:: Data records ::
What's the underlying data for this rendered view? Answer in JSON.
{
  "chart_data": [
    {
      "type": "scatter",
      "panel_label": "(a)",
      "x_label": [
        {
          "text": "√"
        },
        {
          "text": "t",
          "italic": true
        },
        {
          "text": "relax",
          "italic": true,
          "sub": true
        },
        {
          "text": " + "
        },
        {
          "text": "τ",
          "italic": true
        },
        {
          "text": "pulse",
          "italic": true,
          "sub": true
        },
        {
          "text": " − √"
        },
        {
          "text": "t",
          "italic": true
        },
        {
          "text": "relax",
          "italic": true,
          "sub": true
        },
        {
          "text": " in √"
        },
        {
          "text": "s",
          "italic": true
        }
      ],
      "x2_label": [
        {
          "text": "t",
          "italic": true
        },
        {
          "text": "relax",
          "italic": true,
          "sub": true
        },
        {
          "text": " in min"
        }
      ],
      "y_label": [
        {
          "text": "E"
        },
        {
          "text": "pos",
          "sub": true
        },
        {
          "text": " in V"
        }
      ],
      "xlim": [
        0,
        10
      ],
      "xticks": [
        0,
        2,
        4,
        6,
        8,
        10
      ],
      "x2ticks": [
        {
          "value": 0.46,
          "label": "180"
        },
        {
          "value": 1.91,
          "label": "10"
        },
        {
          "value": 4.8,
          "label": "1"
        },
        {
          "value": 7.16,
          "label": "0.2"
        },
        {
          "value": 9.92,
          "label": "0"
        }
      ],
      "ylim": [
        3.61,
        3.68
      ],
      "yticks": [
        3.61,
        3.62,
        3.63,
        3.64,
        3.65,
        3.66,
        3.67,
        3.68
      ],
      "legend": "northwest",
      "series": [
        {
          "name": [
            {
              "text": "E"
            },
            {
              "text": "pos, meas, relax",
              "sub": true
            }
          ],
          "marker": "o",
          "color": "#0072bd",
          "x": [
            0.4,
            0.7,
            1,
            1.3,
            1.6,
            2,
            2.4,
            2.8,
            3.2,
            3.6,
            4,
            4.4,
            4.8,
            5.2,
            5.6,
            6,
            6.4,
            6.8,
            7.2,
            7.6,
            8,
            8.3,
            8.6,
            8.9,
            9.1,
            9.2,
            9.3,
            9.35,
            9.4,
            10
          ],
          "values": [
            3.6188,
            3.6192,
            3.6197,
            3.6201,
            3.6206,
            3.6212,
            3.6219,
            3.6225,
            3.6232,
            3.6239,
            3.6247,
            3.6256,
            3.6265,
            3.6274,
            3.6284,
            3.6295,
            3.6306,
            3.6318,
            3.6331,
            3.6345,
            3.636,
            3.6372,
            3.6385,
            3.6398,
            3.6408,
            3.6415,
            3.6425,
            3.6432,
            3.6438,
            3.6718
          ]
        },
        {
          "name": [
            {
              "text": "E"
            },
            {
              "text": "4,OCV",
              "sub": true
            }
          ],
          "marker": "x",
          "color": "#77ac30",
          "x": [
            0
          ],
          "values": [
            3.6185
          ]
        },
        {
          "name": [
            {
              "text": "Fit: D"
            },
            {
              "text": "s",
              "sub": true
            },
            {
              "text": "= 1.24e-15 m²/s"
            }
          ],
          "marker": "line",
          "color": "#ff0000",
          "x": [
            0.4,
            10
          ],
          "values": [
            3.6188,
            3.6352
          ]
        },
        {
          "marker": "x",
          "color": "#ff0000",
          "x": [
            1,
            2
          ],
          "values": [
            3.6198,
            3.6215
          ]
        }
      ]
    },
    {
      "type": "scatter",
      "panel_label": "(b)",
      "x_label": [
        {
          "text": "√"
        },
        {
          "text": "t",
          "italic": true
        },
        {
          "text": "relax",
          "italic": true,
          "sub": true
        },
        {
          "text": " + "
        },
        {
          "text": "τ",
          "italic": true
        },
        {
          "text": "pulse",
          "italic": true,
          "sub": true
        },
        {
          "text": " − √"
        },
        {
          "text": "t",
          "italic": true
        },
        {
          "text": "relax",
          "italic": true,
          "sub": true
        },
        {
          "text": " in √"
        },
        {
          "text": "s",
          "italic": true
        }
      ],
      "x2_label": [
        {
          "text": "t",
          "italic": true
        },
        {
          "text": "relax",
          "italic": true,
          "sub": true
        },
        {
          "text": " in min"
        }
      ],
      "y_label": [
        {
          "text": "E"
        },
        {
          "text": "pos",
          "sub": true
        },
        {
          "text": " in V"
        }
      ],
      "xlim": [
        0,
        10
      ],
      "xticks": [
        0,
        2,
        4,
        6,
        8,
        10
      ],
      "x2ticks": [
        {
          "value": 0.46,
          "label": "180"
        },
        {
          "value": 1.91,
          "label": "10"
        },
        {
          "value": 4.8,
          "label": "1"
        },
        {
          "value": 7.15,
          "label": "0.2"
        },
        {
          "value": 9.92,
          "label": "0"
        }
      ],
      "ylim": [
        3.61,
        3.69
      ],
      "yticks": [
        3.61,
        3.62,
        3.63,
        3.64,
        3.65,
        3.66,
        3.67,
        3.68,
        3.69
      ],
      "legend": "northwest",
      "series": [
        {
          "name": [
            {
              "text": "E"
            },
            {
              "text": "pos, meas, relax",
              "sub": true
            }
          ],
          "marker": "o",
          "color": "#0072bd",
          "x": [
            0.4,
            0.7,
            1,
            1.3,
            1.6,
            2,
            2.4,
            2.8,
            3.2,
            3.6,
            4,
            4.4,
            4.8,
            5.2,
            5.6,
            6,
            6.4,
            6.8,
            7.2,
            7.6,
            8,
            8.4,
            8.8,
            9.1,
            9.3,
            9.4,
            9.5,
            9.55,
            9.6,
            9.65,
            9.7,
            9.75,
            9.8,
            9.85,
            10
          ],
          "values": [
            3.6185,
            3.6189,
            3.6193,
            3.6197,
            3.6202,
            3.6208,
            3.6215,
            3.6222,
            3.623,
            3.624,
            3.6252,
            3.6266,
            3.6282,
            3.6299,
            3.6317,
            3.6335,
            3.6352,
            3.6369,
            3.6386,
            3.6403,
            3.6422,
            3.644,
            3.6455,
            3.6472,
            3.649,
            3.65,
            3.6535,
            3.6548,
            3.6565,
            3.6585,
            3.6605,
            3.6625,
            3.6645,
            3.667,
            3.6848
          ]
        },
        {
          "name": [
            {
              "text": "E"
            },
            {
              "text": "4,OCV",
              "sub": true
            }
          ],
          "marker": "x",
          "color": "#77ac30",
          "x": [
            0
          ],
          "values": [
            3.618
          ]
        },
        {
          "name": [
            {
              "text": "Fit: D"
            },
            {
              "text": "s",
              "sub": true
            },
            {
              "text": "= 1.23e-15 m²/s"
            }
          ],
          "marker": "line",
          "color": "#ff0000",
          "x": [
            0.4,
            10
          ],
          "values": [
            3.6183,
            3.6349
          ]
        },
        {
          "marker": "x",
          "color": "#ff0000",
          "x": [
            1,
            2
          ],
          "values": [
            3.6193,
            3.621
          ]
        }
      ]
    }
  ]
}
:::
> [Given exercise]: Write out the records shown above, exactly as they appear.

> [Worked answer]:
What's the underlying data for this rendered view? Answer in JSON.
{
  "chart_data": [
    {
      "type": "scatter",
      "panel_label": "(a)",
      "x_label": [
        {
          "text": "√"
        },
        {
          "text": "t",
          "italic": true
        },
        {
          "text": "relax",
          "italic": true,
          "sub": true
        },
        {
          "text": " + "
        },
        {
          "text": "τ",
          "italic": true
        },
        {
          "text": "pulse",
          "italic": true,
          "sub": true
        },
        {
          "text": " − √"
        },
        {
          "text": "t",
          "italic": true
        },
        {
          "text": "relax",
          "italic": true,
          "sub": true
        },
        {
          "text": " in √"
        },
        {
          "text": "s",
          "italic": true
        }
      ],
      "x2_label": [
        {
          "text": "t",
          "italic": true
        },
        {
          "text": "relax",
          "italic": true,
          "sub": true
        },
        {
          "text": " in min"
        }
      ],
      "y_label": [
        {
          "text": "E"
        },
        {
          "text": "pos",
          "sub": true
        },
        {
          "text": " in V"
        }
      ],
      "xlim": [
        0,
        10
      ],
      "xticks": [
        0,
        2,
        4,
        6,
        8,
        10
      ],
      "x2ticks": [
        {
          "value": 0.46,
          "label": "180"
        },
        {
          "value": 1.91,
          "label": "10"
        },
        {
          "value": 4.8,
          "label": "1"
        },
        {
          "value": 7.16,
          "label": "0.2"
        },
        {
          "value": 9.92,
          "label": "0"
        }
      ],
      "ylim": [
        3.61,
        3.68
      ],
      "yticks": [
        3.61,
        3.62,
        3.63,
        3.64,
        3.65,
        3.66,
        3.67,
        3.68
      ],
      "legend": "northwest",
      "series": [
        {
          "name": [
            {
              "text": "E"
            },
            {
              "text": "pos, meas, relax",
              "sub": true
            }
          ],
          "marker": "o",
          "color": "#0072bd",
          "x": [
            0.4,
            0.7,
            1,
            1.3,
            1.6,
            2,
            2.4,
            2.8,
            3.2,
            3.6,
            4,
            4.4,
            4.8,
            5.2,
            5.6,
            6,
            6.4,
            6.8,
            7.2,
            7.6,
            8,
            8.3,
            8.6,
            8.9,
            9.1,
            9.2,
            9.3,
            9.35,
            9.4,
            10
          ],
          "values": [
            3.6188,
            3.6192,
            3.6197,
            3.6201,
            3.6206,
            3.6212,
            3.6219,
            3.6225,
            3.6232,
            3.6239,
            3.6247,
            3.6256,
            3.6265,
            3.6274,
            3.6284,
            3.6295,
            3.6306,
            3.6318,
            3.6331,
            3.6345,
            3.636,
            3.6372,
            3.6385,
            3.6398,
            3.6408,
            3.6415,
            3.6425,
            3.6432,
            3.6438,
            3.6718
          ]
        },
        {
          "name": [
            {
              "text": "E"
            },
            {
              "text": "4,OCV",
              "sub": true
            }
          ],
          "marker": "x",
          "color": "#77ac30",
          "x": [
            0
          ],
          "values": [
            3.6185
          ]
        },
        {
          "name": [
            {
              "text": "Fit: D"
            },
            {
              "text": "s",
              "sub": true
            },
            {
              "text": "= 1.24e-15 m²/s"
            }
          ],
          "marker": "line",
          "color": "#ff0000",
          "x": [
            0.4,
            10
          ],
          "values": [
            3.6188,
            3.6352
          ]
        },
        {
          "marker": "x",
          "color": "#ff0000",
          "x": [
            1,
            2
          ],
          "values": [
            3.6198,
            3.6215
          ]
        }
      ]
    },
    {
      "type": "scatter",
      "panel_label": "(b)",
      "x_label": [
        {
          "text": "√"
        },
        {
          "text": "t",
          "italic": true
        },
        {
          "text": "relax",
          "italic": true,
          "sub": true
        },
        {
          "text": " + "
        },
        {
          "text": "τ",
          "italic": true
        },
        {
          "text": "pulse",
          "italic": true,
          "sub": true
        },
        {
          "text": " − √"
        },
        {
          "text": "t",
          "italic": true
        },
        {
          "text": "relax",
          "italic": true,
          "sub": true
        },
        {
          "text": " in √"
        },
        {
          "text": "s",
          "italic": true
        }
      ],
      "x2_label": [
        {
          "text": "t",
          "italic": true
        },
        {
          "text": "relax",
          "italic": true,
          "sub": true
        },
        {
          "text": " in min"
        }
      ],
      "y_label": [
        {
          "text": "E"
        },
        {
          "text": "pos",
          "sub": true
        },
        {
          "text": " in V"
        }
      ],
      "xlim": [
        0,
        10
      ],
      "xticks": [
        0,
        2,
        4,
        6,
        8,
        10
      ],
      "x2ticks": [
        {
          "value": 0.46,
          "label": "180"
        },
        {
          "value": 1.91,
          "label": "10"
        },
        {
          "value": 4.8,
          "label": "1"
        },
        {
          "value": 7.15,
          "label": "0.2"
        },
        {
          "value": 9.92,
          "label": "0"
        }
      ],
      "ylim": [
        3.61,
        3.69
      ],
      "yticks": [
        3.61,
        3.62,
        3.63,
        3.64,
        3.65,
        3.66,
        3.67,
        3.68,
        3.69
      ],
      "legend": "northwest",
      "series": [
        {
          "name": [
            {
              "text": "E"
            },
            {
              "text": "pos, meas, relax",
              "sub": true
            }
          ],
          "marker": "o",
          "color": "#0072bd",
          "x": [
            0.4,
            0.7,
            1,
            1.3,
            1.6,
            2,
            2.4,
            2.8,
            3.2,
            3.6,
            4,
            4.4,
            4.8,
            5.2,
            5.6,
            6,
            6.4,
            6.8,
            7.2,
            7.6,
            8,
            8.4,
            8.8,
            9.1,
            9.3,
            9.4,
            9.5,
            9.55,
            9.6,
            9.65,
            9.7,
            9.75,
            9.8,
            9.85,
            10
          ],
          "values": [
            3.6185,
            3.6189,
            3.6193,
            3.6197,
            3.6202,
            3.6208,
            3.6215,
            3.6222,
            3.623,
            3.624,
            3.6252,
            3.6266,
            3.6282,
            3.6299,
            3.6317,
            3.6335,
            3.6352,
            3.6369,
            3.6386,
            3.6403,
            3.6422,
            3.644,
            3.6455,
            3.6472,
            3.649,
            3.65,
            3.6535,
            3.6548,
            3.6565,
            3.6585,
            3.6605,
            3.6625,
            3.6645,
            3.667,
            3.6848
          ]
        },
        {
          "name": [
            {
              "text": "E"
            },
            {
              "text": "4,OCV",
              "sub": true
            }
          ],
          "marker": "x",
          "color": "#77ac30",
          "x": [
            0
          ],
          "values": [
            3.618
          ]
        },
        {
          "name": [
            {
              "text": "Fit: D"
            },
            {
              "text": "s",
              "sub": true
            },
            {
              "text": "= 1.23e-15 m²/s"
            }
          ],
          "marker": "line",
          "color": "#ff0000",
          "x": [
            0.4,
            10
          ],
          "values": [
            3.6183,
            3.6349
          ]
        },
        {
          "marker": "x",
          "color": "#ff0000",
          "x": [
            1,
            2
          ],
          "values": [
            3.6193,
            3.621
          ]
        }
      ]
    }
  ]
}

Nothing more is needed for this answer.